Task instructions
Reproduce every entry in the listing without alteration.

Extracted data entries:
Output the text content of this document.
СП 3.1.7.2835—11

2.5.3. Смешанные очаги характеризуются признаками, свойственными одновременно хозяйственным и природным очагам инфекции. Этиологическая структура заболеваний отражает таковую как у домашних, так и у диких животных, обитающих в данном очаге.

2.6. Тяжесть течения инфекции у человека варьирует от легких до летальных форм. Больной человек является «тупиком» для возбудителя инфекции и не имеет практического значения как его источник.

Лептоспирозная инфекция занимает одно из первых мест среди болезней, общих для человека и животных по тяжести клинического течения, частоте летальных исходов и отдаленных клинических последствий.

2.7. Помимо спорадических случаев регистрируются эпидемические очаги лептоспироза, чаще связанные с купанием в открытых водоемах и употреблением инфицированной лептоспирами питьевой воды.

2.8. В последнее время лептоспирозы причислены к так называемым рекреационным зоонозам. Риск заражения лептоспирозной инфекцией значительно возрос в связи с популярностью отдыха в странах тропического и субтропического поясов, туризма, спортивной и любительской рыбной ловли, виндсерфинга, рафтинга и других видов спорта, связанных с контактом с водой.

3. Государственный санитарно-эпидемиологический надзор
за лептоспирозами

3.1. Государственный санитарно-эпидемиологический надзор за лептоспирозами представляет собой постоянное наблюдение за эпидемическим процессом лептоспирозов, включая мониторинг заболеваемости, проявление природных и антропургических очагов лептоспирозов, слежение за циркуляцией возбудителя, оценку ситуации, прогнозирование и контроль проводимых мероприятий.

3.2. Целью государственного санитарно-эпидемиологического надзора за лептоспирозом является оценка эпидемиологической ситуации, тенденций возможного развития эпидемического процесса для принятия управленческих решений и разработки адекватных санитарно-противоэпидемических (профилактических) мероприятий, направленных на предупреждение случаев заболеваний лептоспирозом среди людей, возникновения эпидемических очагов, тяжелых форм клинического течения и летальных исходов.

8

Solved problem
Output the text content of this document.
СП 3.1.7.2835—11

2.5.3. Смешанные очаги характеризуются признаками, свойственными одновременно хозяйственным и природным очагам инфекции. Этиологическая структура заболеваний отражает таковую как у домашних, так и у диких животных, обитающих в данном очаге.

2.6. Тяжесть течения инфекции у человека варьирует от легких до летальных форм. Больной человек является «тупиком» для возбудителя инфекции и не имеет практического значения как его источник.

Лептоспирозная инфекция занимает одно из первых мест среди болезней, общих для человека и животных по тяжести клинического течения, частоте летальных исходов и отдаленных клинических последствий.

2.7. Помимо спорадических случаев регистрируются эпидемические очаги лептоспироза, чаще связанные с купанием в открытых водоемах и употреблением инфицированной лептоспирами питьевой воды.

2.8. В последнее время лептоспирозы причислены к так называемым рекреационным зоонозам. Риск заражения лептоспирозной инфекцией значительно возрос в связи с популярностью отдыха в странах тропического и субтропического поясов, туризма, спортивной и любительской рыбной ловли, виндсерфинга, рафтинга и других видов спорта, связанных с контактом с водой.

3. Государственный санитарно-эпидемиологический надзор
за лептоспирозами

3.1. Государственный санитарно-эпидемиологический надзор за лептоспирозами представляет собой постоянное наблюдение за эпидемическим процессом лептоспирозов, включая мониторинг заболеваемости, проявление природных и антропургических очагов лептоспирозов, слежение за циркуляцией возбудителя, оценку ситуации, прогнозирование и контроль проводимых мероприятий.

3.2. Целью государственного санитарно-эпидемиологического надзора за лептоспирозом является оценка эпидемиологической ситуации, тенденций возможного развития эпидемического процесса для принятия управленческих решений и разработки адекватных санитарно-противоэпидемических (профилактических) мероприятий, направленных на предупреждение случаев заболеваний лептоспирозом среди людей, возникновения эпидемических очагов, тяжелых форм клинического течения и летальных исходов.

8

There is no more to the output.